> DATA

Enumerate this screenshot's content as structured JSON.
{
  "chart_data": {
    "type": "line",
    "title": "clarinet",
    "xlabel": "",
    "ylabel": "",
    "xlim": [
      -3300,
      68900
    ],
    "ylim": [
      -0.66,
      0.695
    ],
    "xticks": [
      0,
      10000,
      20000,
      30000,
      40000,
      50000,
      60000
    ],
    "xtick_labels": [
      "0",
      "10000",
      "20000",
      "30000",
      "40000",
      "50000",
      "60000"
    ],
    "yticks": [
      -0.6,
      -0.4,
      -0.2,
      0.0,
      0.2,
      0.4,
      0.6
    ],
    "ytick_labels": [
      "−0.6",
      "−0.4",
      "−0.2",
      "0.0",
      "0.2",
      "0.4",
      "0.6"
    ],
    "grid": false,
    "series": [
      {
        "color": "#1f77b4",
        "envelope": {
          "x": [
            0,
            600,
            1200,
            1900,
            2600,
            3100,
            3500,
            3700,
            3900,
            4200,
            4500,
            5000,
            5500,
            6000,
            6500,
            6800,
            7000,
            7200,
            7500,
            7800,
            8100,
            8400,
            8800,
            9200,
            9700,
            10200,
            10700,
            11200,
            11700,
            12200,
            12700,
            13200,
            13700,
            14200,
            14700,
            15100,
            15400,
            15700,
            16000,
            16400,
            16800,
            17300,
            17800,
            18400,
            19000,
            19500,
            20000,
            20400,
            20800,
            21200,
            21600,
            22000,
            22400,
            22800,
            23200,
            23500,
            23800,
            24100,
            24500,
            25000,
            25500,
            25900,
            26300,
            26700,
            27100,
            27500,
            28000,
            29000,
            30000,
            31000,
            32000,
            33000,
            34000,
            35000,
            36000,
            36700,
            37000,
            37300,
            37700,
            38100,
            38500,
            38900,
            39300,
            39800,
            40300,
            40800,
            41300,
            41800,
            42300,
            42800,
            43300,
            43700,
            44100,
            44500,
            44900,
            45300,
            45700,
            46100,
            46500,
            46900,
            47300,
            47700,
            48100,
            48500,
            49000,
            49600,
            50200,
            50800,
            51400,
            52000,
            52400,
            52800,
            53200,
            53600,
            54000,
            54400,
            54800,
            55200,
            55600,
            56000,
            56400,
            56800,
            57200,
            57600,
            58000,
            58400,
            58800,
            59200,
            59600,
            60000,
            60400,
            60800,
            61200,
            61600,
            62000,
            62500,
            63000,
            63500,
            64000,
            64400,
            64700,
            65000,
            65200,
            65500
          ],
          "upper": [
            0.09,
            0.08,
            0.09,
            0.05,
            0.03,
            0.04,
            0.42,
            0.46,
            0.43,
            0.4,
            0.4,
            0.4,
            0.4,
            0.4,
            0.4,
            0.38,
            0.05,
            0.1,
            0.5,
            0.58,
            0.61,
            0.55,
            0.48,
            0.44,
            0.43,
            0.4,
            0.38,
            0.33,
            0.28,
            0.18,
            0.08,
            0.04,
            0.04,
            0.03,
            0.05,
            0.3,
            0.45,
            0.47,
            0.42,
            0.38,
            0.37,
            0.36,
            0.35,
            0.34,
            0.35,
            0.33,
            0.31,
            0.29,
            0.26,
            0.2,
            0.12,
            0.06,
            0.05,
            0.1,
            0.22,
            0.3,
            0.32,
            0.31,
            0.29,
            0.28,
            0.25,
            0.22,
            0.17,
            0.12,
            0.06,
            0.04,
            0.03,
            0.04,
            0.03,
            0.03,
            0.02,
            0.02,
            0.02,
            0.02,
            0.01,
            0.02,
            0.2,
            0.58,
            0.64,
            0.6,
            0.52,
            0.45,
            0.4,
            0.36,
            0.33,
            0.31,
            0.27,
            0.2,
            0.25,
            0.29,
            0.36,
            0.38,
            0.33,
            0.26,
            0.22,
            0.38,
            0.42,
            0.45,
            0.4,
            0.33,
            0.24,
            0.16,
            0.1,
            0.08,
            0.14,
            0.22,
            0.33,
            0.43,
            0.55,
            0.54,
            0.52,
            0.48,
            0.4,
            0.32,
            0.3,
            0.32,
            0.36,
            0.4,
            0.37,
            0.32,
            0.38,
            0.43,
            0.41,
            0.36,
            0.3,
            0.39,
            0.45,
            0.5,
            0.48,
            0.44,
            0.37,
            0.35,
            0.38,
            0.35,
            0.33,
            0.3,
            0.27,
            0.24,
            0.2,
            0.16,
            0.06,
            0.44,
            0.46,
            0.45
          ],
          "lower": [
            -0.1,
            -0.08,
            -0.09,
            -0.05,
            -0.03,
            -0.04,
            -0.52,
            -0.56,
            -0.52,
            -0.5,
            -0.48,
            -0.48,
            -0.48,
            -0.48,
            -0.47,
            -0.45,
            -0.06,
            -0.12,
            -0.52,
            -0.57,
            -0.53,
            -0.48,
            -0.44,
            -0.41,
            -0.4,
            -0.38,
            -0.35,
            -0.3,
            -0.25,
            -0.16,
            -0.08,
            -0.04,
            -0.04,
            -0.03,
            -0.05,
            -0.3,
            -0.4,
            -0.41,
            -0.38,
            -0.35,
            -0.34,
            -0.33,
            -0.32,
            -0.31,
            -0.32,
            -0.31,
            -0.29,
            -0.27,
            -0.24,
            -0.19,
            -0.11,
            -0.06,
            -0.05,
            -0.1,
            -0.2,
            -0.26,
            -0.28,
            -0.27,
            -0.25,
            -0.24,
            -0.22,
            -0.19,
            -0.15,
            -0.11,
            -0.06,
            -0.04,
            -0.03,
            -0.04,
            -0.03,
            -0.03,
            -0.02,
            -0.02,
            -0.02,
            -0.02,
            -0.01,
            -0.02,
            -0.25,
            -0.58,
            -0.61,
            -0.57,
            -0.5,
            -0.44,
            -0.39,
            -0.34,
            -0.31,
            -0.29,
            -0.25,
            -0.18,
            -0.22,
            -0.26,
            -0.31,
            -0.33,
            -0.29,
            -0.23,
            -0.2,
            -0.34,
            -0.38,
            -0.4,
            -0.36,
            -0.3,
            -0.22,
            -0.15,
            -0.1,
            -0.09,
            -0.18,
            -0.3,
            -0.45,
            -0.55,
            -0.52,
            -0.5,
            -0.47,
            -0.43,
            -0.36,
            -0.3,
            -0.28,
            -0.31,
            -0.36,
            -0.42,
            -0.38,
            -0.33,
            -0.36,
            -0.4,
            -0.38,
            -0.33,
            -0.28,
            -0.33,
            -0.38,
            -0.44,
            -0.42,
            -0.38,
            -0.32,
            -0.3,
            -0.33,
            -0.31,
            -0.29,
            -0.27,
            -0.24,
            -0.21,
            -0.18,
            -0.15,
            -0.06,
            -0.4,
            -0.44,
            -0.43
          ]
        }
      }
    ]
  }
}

> THE TASK
Would you give the material above again, complete and exact?

> RESULT OF THE EXERCISE
Enumerate this screenshot's content as structured JSON.
{
  "chart_data": {
    "type": "line",
    "title": "clarinet",
    "xlabel": "",
    "ylabel": "",
    "xlim": [
      -3300,
      68900
    ],
    "ylim": [
      -0.66,
      0.695
    ],
    "xticks": [
      0,
      10000,
      20000,
      30000,
      40000,
      50000,
      60000
    ],
    "xtick_labels": [
      "0",
      "10000",
      "20000",
      "30000",
      "40000",
      "50000",
      "60000"
    ],
    "yticks": [
      -0.6,
      -0.4,
      -0.2,
      0.0,
      0.2,
      0.4,
      0.6
    ],
    "ytick_labels": [
      "−0.6",
      "−0.4",
      "−0.2",
      "0.0",
      "0.2",
      "0.4",
      "0.6"
    ],
    "grid": false,
    "series": [
      {
        "color": "#1f77b4",
        "envelope": {
          "x": [
            0,
            600,
            1200,
            1900,
            2600,
            3100,
            3500,
            3700,
            3900,
            4200,
            4500,
            5000,
            5500,
            6000,
            6500,
            6800,
            7000,
            7200,
            7500,
            7800,
            8100,
            8400,
            8800,
            9200,
            9700,
            10200,
            10700,
            11200,
            11700,
            12200,
            12700,
            13200,
            13700,
            14200,
            14700,
            15100,
            15400,
            15700,
            16000,
            16400,
            16800,
            17300,
            17800,
            18400,
            19000,
            19500,
            20000,
            20400,
            20800,
            21200,
            21600,
            22000,
            22400,
            22800,
            23200,
            23500,
            23800,
            24100,
            24500,
            25000,
            25500,
            25900,
            26300,
            26700,
            27100,
            27500,
            28000,
            29000,
            30000,
            31000,
            32000,
            33000,
            34000,
            35000,
            36000,
            36700,
            37000,
            37300,
            37700,
            38100,
            38500,
            38900,
            39300,
            39800,
            40300,
            40800,
            41300,
            41800,
            42300,
            42800,
            43300,
            43700,
            44100,
            44500,
            44900,
            45300,
            45700,
            46100,
            46500,
            46900,
            47300,
            47700,
            48100,
            48500,
            49000,
            49600,
            50200,
            50800,
            51400,
            52000,
            52400,
            52800,
            53200,
            53600,
            54000,
            54400,
            54800,
            55200,
            55600,
            56000,
            56400,
            56800,
            57200,
            57600,
            58000,
            58400,
            58800,
            59200,
            59600,
            60000,
            60400,
            60800,
            61200,
            61600,
            62000,
            62500,
            63000,
            63500,
            64000,
            64400,
            64700,
            65000,
            65200,
            65500
          ],
          "upper": [
            0.09,
            0.08,
            0.09,
            0.05,
            0.03,
            0.04,
            0.42,
            0.46,
            0.43,
            0.4,
            0.4,
            0.4,
            0.4,
            0.4,
            0.4,
            0.38,
            0.05,
            0.1,
            0.5,
            0.58,
            0.61,
            0.55,
            0.48,
            0.44,
            0.43,
            0.4,
            0.38,
            0.33,
            0.28,
            0.18,
            0.08,
            0.04,
            0.04,
            0.03,
            0.05,
            0.3,
            0.45,
            0.47,
            0.42,
            0.38,
            0.37,
            0.36,
            0.35,
            0.34,
            0.35,
            0.33,
            0.31,
            0.29,
            0.26,
            0.2,
            0.12,
            0.06,
            0.05,
            0.1,
            0.22,
            0.3,
            0.32,
            0.31,
            0.29,
            0.28,
            0.25,
            0.22,
            0.17,
            0.12,
            0.06,
            0.04,
            0.03,
            0.04,
            0.03,
            0.03,
            0.02,
            0.02,
            0.02,
            0.02,
            0.01,
            0.02,
            0.2,
            0.58,
            0.64,
            0.6,
            0.52,
            0.45,
            0.4,
            0.36,
            0.33,
            0.31,
            0.27,
            0.2,
            0.25,
            0.29,
            0.36,
            0.38,
            0.33,
            0.26,
            0.22,
            0.38,
            0.42,
            0.45,
            0.4,
            0.33,
            0.24,
            0.16,
            0.1,
            0.08,
            0.14,
            0.22,
            0.33,
            0.43,
            0.55,
            0.54,
            0.52,
            0.48,
            0.4,
            0.32,
            0.3,
            0.32,
            0.36,
            0.4,
            0.37,
            0.32,
            0.38,
            0.43,
            0.41,
            0.36,
            0.3,
            0.39,
            0.45,
            0.5,
            0.48,
            0.44,
            0.37,
            0.35,
            0.38,
            0.35,
            0.33,
            0.3,
            0.27,
            0.24,
            0.2,
            0.16,
            0.06,
            0.44,
            0.46,
            0.45
          ],
          "lower": [
            -0.1,
            -0.08,
            -0.09,
            -0.05,
            -0.03,
            -0.04,
            -0.52,
            -0.56,
            -0.52,
            -0.5,
            -0.48,
            -0.48,
            -0.48,
            -0.48,
            -0.47,
            -0.45,
            -0.06,
            -0.12,
            -0.52,
            -0.57,
            -0.53,
            -0.48,
            -0.44,
            -0.41,
            -0.4,
            -0.38,
            -0.35,
            -0.3,
            -0.25,
            -0.16,
            -0.08,
            -0.04,
            -0.04,
            -0.03,
            -0.05,
            -0.3,
            -0.4,
            -0.41,
            -0.38,
            -0.35,
            -0.34,
            -0.33,
            -0.32,
            -0.31,
            -0.32,
            -0.31,
            -0.29,
            -0.27,
            -0.24,
            -0.19,
            -0.11,
            -0.06,
            -0.05,
            -0.1,
            -0.2,
            -0.26,
            -0.28,
            -0.27,
            -0.25,
            -0.24,
            -0.22,
            -0.19,
            -0.15,
            -0.11,
            -0.06,
            -0.04,
            -0.03,
            -0.04,
            -0.03,
            -0.03,
            -0.02,
            -0.02,
            -0.02,
            -0.02,
            -0.01,
            -0.02,
            -0.25,
            -0.58,
            -0.61,
            -0.57,
            -0.5,
            -0.44,
            -0.39,
            -0.34,
            -0.31,
            -0.29,
            -0.25,
            -0.18,
            -0.22,
            -0.26,
            -0.31,
            -0.33,
            -0.29,
            -0.23,
            -0.2,
            -0.34,
            -0.38,
            -0.4,
            -0.36,
            -0.3,
            -0.22,
            -0.15,
            -0.1,
            -0.09,
            -0.18,
            -0.3,
            -0.45,
            -0.55,
            -0.52,
            -0.5,
            -0.47,
            -0.43,
            -0.36,
            -0.3,
            -0.28,
            -0.31,
            -0.36,
            -0.42,
            -0.38,
            -0.33,
            -0.36,
            -0.4,
            -0.38,
            -0.33,
            -0.28,
            -0.33,
            -0.38,
            -0.44,
            -0.42,
            -0.38,
            -0.32,
            -0.3,
            -0.33,
            -0.31,
            -0.29,
            -0.27,
            -0.24,
            -0.21,
            -0.18,
            -0.15,
            -0.06,
            -0.4,
            -0.44,
            -0.43
          ]
        }
      }
    ]
  }
}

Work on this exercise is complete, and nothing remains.